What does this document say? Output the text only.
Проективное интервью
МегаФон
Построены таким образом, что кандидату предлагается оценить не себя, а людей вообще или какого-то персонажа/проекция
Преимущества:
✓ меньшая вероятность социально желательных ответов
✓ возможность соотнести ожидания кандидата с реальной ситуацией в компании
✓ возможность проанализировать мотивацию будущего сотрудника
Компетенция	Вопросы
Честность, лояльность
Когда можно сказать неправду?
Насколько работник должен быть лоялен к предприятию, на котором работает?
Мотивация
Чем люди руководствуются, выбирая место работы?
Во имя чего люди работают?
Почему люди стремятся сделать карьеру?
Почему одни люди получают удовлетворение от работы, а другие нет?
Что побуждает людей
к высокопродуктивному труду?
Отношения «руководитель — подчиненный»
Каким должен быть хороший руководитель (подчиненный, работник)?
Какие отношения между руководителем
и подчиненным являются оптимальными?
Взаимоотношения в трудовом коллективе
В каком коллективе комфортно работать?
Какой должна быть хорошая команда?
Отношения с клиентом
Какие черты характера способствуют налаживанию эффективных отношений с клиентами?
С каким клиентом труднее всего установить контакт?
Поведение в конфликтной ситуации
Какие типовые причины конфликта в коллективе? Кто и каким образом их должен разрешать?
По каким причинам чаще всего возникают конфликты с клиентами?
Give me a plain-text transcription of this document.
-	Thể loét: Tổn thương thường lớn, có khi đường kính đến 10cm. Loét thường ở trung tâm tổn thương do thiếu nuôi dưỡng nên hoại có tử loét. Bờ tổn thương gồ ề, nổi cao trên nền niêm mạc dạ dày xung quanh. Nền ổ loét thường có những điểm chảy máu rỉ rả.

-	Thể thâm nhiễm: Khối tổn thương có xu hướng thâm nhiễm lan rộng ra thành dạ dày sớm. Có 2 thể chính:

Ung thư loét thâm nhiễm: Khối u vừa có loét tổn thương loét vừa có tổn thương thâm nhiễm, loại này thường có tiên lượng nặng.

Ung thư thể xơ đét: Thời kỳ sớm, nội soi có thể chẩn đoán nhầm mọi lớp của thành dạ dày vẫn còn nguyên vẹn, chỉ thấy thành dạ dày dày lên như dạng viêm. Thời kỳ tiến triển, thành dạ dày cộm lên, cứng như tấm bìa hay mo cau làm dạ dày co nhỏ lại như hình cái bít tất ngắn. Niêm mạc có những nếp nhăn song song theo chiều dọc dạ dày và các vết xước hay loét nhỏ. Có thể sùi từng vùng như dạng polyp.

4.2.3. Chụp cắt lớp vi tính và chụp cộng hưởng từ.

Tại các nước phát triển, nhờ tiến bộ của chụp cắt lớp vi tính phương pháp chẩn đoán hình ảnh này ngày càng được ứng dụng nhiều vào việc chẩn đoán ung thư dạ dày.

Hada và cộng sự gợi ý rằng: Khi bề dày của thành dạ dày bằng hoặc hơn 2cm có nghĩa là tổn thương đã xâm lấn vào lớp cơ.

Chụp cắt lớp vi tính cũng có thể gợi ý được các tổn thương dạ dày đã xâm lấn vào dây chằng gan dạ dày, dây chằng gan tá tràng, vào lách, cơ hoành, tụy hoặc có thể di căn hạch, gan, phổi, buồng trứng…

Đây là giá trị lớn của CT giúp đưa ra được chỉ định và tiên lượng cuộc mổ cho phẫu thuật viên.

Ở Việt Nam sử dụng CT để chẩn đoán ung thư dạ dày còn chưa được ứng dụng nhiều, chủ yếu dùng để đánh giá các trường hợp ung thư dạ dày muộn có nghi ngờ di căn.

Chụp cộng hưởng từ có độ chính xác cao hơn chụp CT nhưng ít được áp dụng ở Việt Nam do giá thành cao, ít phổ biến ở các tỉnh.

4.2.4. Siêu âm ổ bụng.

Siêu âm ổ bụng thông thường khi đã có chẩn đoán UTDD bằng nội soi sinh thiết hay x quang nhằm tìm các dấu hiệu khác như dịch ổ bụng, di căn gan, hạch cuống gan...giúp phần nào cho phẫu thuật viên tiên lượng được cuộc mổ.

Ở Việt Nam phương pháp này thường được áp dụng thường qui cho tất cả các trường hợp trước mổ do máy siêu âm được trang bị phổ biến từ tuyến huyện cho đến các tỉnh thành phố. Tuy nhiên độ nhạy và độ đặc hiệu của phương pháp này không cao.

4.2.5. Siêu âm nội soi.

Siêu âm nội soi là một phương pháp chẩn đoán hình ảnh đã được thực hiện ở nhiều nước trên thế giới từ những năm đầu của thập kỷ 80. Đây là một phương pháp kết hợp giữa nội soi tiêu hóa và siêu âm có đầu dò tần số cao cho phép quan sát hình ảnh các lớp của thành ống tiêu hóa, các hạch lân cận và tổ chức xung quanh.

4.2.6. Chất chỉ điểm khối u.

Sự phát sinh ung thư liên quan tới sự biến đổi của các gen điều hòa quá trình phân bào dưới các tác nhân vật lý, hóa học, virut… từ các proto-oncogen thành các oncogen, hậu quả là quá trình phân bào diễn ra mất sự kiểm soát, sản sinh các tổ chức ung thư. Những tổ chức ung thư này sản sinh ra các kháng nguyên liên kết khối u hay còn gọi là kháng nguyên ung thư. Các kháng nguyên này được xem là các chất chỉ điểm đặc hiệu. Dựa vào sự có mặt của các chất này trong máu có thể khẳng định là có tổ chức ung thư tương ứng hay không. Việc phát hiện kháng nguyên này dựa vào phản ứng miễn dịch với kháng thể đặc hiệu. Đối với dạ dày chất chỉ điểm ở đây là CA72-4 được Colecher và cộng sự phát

• [TASK INSTRUCTIONS] Reproduce the listing above verbatim, from first line to last.

• [FINAL RESULT]
What does this document say? Output the text only.
Проективное интервью
МегаФон
Построены таким образом, что кандидату предлагается оценить не себя, а людей вообще или какого-то персонажа/проекция
Преимущества:
✓ меньшая вероятность социально желательных ответов
✓ возможность соотнести ожидания кандидата с реальной ситуацией в компании
✓ возможность проанализировать мотивацию будущего сотрудника
Компетенция	Вопросы
Честность, лояльность
Когда можно сказать неправду?
Насколько работник должен быть лоялен к предприятию, на котором работает?
Мотивация
Чем люди руководствуются, выбирая место работы?
Во имя чего люди работают?
Почему люди стремятся сделать карьеру?
Почему одни люди получают удовлетворение от работы, а другие нет?
Что побуждает людей
к высокопродуктивному труду?
Отношения «руководитель — подчиненный»
Каким должен быть хороший руководитель (подчиненный, работник)?
Какие отношения между руководителем
и подчиненным являются оптимальными?
Взаимоотношения в трудовом коллективе
В каком коллективе комфортно работать?
Какой должна быть хорошая команда?
Отношения с клиентом
Какие черты характера способствуют налаживанию эффективных отношений с клиентами?
С каким клиентом труднее всего установить контакт?
Поведение в конфликтной ситуации
Какие типовые причины конфликта в коллективе? Кто и каким образом их должен разрешать?
По каким причинам чаще всего возникают конфликты с клиентами?
Give me a plain-text transcription of this document.
-	Thể loét: Tổn thương thường lớn, có khi đường kính đến 10cm. Loét thường ở trung tâm tổn thương do thiếu nuôi dưỡng nên hoại có tử loét. Bờ tổn thương gồ ề, nổi cao trên nền niêm mạc dạ dày xung quanh. Nền ổ loét thường có những điểm chảy máu rỉ rả.

-	Thể thâm nhiễm: Khối tổn thương có xu hướng thâm nhiễm lan rộng ra thành dạ dày sớm. Có 2 thể chính:

Ung thư loét thâm nhiễm: Khối u vừa có loét tổn thương loét vừa có tổn thương thâm nhiễm, loại này thường có tiên lượng nặng.

Ung thư thể xơ đét: Thời kỳ sớm, nội soi có thể chẩn đoán nhầm mọi lớp của thành dạ dày vẫn còn nguyên vẹn, chỉ thấy thành dạ dày dày lên như dạng viêm. Thời kỳ tiến triển, thành dạ dày cộm lên, cứng như tấm bìa hay mo cau làm dạ dày co nhỏ lại như hình cái bít tất ngắn. Niêm mạc có những nếp nhăn song song theo chiều dọc dạ dày và các vết xước hay loét nhỏ. Có thể sùi từng vùng như dạng polyp.

4.2.3. Chụp cắt lớp vi tính và chụp cộng hưởng từ.

Tại các nước phát triển, nhờ tiến bộ của chụp cắt lớp vi tính phương pháp chẩn đoán hình ảnh này ngày càng được ứng dụng nhiều vào việc chẩn đoán ung thư dạ dày.

Hada và cộng sự gợi ý rằng: Khi bề dày của thành dạ dày bằng hoặc hơn 2cm có nghĩa là tổn thương đã xâm lấn vào lớp cơ.

Chụp cắt lớp vi tính cũng có thể gợi ý được các tổn thương dạ dày đã xâm lấn vào dây chằng gan dạ dày, dây chằng gan tá tràng, vào lách, cơ hoành, tụy hoặc có thể di căn hạch, gan, phổi, buồng trứng…

Đây là giá trị lớn của CT giúp đưa ra được chỉ định và tiên lượng cuộc mổ cho phẫu thuật viên.

Ở Việt Nam sử dụng CT để chẩn đoán ung thư dạ dày còn chưa được ứng dụng nhiều, chủ yếu dùng để đánh giá các trường hợp ung thư dạ dày muộn có nghi ngờ di căn.

Chụp cộng hưởng từ có độ chính xác cao hơn chụp CT nhưng ít được áp dụng ở Việt Nam do giá thành cao, ít phổ biến ở các tỉnh.

4.2.4. Siêu âm ổ bụng.

Siêu âm ổ bụng thông thường khi đã có chẩn đoán UTDD bằng nội soi sinh thiết hay x quang nhằm tìm các dấu hiệu khác như dịch ổ bụng, di căn gan, hạch cuống gan...giúp phần nào cho phẫu thuật viên tiên lượng được cuộc mổ.

Ở Việt Nam phương pháp này thường được áp dụng thường qui cho tất cả các trường hợp trước mổ do máy siêu âm được trang bị phổ biến từ tuyến huyện cho đến các tỉnh thành phố. Tuy nhiên độ nhạy và độ đặc hiệu của phương pháp này không cao.

4.2.5. Siêu âm nội soi.

Siêu âm nội soi là một phương pháp chẩn đoán hình ảnh đã được thực hiện ở nhiều nước trên thế giới từ những năm đầu của thập kỷ 80. Đây là một phương pháp kết hợp giữa nội soi tiêu hóa và siêu âm có đầu dò tần số cao cho phép quan sát hình ảnh các lớp của thành ống tiêu hóa, các hạch lân cận và tổ chức xung quanh.

4.2.6. Chất chỉ điểm khối u.

Sự phát sinh ung thư liên quan tới sự biến đổi của các gen điều hòa quá trình phân bào dưới các tác nhân vật lý, hóa học, virut… từ các proto-oncogen thành các oncogen, hậu quả là quá trình phân bào diễn ra mất sự kiểm soát, sản sinh các tổ chức ung thư. Những tổ chức ung thư này sản sinh ra các kháng nguyên liên kết khối u hay còn gọi là kháng nguyên ung thư. Các kháng nguyên này được xem là các chất chỉ điểm đặc hiệu. Dựa vào sự có mặt của các chất này trong máu có thể khẳng định là có tổ chức ung thư tương ứng hay không. Việc phát hiện kháng nguyên này dựa vào phản ứng miễn dịch với kháng thể đặc hiệu. Đối với dạ dày chất chỉ điểm ở đây là CA72-4 được Colecher và cộng sự phát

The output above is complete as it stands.